** Begin **

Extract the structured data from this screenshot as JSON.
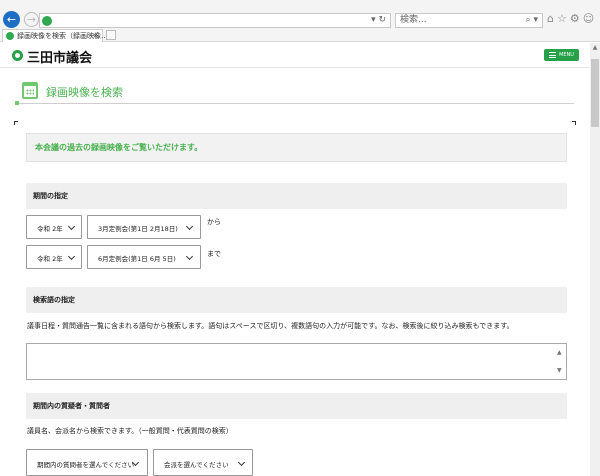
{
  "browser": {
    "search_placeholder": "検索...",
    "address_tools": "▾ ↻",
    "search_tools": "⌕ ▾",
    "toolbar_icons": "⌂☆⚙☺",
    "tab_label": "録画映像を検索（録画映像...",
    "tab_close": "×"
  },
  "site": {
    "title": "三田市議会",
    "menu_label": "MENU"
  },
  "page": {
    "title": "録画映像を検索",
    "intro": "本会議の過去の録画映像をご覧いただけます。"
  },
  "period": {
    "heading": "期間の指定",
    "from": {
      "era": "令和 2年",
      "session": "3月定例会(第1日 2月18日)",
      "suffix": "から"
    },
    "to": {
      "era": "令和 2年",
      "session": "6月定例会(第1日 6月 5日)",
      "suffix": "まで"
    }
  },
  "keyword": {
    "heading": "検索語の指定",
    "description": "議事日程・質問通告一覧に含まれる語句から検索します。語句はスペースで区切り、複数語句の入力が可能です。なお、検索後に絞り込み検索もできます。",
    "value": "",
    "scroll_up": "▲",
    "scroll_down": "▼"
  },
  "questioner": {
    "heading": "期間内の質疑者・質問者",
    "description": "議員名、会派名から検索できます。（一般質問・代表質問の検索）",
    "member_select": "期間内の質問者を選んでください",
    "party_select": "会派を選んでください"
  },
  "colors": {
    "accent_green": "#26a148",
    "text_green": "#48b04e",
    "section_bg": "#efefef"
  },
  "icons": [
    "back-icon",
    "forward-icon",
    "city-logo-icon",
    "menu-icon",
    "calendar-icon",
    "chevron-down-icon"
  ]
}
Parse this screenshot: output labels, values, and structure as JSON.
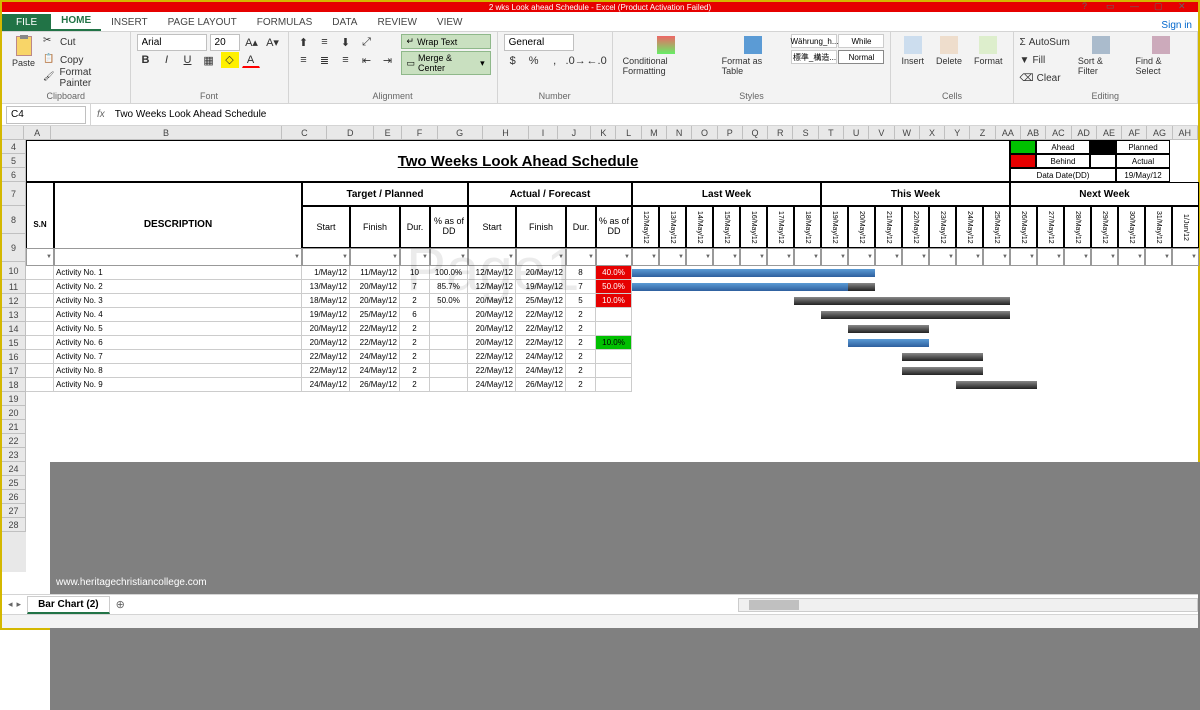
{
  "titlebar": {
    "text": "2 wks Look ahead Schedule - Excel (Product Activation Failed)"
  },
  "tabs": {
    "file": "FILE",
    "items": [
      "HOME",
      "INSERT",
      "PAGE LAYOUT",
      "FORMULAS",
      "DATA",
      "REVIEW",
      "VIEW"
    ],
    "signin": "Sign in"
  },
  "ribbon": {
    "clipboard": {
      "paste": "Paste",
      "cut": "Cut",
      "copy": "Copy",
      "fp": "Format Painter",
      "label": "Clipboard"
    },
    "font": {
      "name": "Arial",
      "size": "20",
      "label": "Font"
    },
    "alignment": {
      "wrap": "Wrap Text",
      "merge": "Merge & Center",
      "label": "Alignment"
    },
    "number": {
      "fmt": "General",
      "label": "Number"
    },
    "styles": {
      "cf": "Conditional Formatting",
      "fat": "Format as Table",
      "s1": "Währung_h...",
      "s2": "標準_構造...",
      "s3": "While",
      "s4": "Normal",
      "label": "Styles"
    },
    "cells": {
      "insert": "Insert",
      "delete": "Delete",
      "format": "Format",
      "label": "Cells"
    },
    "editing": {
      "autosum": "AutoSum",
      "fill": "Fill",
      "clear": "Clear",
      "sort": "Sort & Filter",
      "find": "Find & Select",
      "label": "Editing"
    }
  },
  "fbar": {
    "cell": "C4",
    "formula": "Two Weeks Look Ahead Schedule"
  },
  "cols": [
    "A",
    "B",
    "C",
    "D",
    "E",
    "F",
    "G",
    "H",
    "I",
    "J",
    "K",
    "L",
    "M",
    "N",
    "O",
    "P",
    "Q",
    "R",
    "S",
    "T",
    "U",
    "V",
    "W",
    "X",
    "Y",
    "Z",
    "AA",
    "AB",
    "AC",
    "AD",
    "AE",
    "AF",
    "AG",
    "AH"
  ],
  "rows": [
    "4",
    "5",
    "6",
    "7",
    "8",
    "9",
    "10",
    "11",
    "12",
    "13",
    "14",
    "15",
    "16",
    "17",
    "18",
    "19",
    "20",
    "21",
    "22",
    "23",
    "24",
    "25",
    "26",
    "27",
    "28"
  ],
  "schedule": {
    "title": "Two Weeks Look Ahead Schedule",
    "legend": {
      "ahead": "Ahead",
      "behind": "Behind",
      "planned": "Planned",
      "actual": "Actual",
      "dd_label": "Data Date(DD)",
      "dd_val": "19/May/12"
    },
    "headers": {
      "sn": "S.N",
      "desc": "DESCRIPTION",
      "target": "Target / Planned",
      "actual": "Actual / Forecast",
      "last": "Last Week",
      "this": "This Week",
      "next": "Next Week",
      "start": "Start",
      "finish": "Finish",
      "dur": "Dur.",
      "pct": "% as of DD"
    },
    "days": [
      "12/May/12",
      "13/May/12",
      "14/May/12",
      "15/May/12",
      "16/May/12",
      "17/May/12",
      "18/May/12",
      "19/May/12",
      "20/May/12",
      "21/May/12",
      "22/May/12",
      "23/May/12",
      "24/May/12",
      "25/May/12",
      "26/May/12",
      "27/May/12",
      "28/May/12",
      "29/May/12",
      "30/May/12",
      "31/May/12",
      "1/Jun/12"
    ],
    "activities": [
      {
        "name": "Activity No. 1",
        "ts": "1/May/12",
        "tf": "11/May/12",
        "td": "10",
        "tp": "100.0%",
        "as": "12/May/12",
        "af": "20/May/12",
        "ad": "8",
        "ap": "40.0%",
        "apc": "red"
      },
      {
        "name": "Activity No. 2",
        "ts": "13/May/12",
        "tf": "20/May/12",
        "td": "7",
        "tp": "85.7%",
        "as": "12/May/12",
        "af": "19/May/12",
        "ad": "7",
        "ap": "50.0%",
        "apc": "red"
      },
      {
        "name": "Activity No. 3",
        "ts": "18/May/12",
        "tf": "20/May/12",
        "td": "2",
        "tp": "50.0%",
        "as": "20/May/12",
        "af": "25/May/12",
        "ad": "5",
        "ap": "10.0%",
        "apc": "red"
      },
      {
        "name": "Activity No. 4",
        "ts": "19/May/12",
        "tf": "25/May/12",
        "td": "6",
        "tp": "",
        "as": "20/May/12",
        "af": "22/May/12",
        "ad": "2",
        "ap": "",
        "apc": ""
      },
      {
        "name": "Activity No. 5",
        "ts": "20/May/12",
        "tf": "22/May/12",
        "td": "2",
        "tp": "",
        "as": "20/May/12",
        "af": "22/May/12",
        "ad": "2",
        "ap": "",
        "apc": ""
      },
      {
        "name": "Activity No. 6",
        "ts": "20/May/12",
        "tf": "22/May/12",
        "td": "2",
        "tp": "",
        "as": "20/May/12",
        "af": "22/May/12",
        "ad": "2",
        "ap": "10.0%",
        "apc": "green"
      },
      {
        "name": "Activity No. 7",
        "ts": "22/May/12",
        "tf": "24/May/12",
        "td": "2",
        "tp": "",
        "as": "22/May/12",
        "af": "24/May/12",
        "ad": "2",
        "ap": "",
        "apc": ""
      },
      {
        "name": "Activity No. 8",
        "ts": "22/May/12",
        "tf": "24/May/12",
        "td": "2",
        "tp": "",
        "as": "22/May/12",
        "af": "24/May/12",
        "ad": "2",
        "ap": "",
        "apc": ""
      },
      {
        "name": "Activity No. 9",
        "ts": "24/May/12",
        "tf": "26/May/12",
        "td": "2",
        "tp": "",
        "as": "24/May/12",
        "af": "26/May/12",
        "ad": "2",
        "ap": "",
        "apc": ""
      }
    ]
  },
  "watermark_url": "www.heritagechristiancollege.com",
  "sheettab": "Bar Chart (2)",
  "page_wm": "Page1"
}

** End **
** Begin **

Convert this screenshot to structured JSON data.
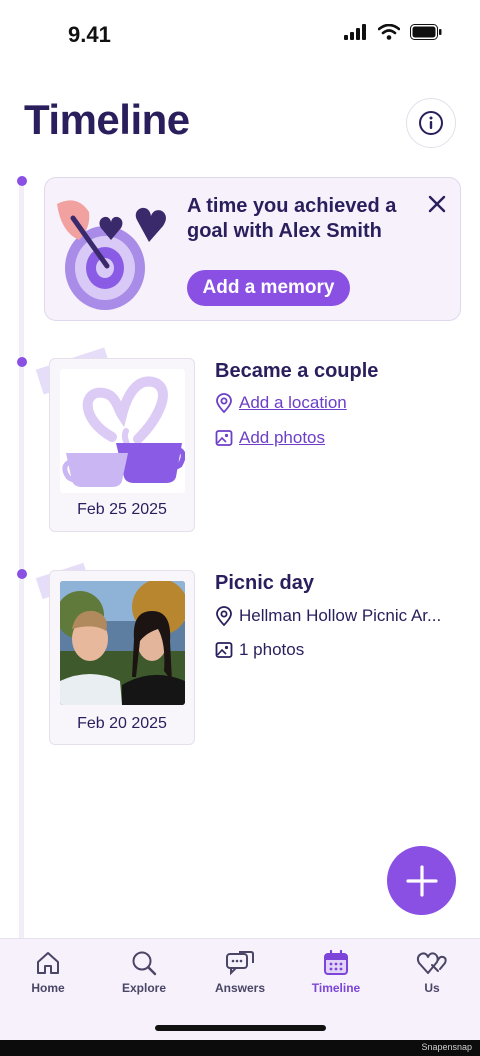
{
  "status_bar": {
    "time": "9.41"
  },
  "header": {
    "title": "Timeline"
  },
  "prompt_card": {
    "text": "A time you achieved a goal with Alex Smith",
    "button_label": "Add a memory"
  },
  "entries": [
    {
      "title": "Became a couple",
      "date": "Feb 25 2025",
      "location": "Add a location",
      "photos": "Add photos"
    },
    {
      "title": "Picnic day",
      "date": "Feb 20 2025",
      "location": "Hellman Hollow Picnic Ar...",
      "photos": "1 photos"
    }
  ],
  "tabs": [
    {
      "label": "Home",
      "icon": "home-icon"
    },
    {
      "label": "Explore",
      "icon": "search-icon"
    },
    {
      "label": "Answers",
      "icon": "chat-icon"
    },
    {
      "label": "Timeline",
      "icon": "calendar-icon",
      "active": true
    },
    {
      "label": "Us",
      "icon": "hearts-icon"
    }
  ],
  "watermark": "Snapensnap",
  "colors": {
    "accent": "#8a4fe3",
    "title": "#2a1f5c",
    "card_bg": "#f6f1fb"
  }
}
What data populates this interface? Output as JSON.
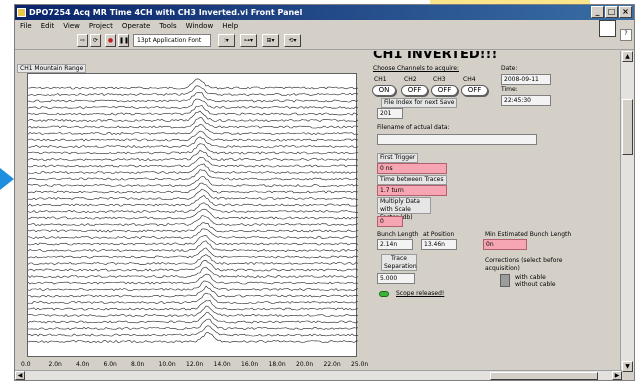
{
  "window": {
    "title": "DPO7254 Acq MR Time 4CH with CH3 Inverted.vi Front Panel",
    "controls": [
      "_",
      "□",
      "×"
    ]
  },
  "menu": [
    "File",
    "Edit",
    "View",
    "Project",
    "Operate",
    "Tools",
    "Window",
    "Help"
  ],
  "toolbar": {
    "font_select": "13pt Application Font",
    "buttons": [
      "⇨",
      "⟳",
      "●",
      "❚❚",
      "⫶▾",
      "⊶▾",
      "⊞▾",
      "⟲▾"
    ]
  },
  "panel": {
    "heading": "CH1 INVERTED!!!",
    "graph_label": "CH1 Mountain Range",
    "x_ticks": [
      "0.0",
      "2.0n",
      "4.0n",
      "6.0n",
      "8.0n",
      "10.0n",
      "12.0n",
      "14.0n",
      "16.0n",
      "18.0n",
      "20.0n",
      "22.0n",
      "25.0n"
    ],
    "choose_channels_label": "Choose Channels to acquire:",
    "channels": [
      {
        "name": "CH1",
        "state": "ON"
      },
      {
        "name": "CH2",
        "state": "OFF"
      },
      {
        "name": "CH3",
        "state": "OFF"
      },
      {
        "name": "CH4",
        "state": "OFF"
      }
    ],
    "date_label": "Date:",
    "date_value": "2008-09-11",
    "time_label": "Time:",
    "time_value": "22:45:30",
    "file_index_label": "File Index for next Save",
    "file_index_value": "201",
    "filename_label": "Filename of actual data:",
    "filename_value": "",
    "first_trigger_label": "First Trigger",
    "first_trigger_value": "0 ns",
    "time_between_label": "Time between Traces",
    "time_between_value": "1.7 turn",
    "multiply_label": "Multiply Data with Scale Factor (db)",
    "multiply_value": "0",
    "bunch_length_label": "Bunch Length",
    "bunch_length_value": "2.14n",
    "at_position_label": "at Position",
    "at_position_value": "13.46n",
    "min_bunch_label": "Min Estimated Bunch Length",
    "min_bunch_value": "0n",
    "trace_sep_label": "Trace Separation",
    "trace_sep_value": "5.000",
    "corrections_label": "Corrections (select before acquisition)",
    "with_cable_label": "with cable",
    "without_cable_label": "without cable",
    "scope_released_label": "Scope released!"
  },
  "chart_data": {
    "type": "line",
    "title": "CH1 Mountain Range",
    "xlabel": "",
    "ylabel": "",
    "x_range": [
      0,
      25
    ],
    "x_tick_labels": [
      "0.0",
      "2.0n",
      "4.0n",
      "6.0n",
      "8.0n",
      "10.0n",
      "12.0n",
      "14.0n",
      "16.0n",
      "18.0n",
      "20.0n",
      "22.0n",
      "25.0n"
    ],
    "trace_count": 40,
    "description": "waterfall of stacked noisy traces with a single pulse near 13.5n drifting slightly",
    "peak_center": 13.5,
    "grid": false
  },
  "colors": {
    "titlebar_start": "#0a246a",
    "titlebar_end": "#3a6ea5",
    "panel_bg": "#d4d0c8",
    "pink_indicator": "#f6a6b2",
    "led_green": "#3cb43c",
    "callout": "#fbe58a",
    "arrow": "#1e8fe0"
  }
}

** End **

Work out the number of lines above that include the string "heading" and write only that number.

4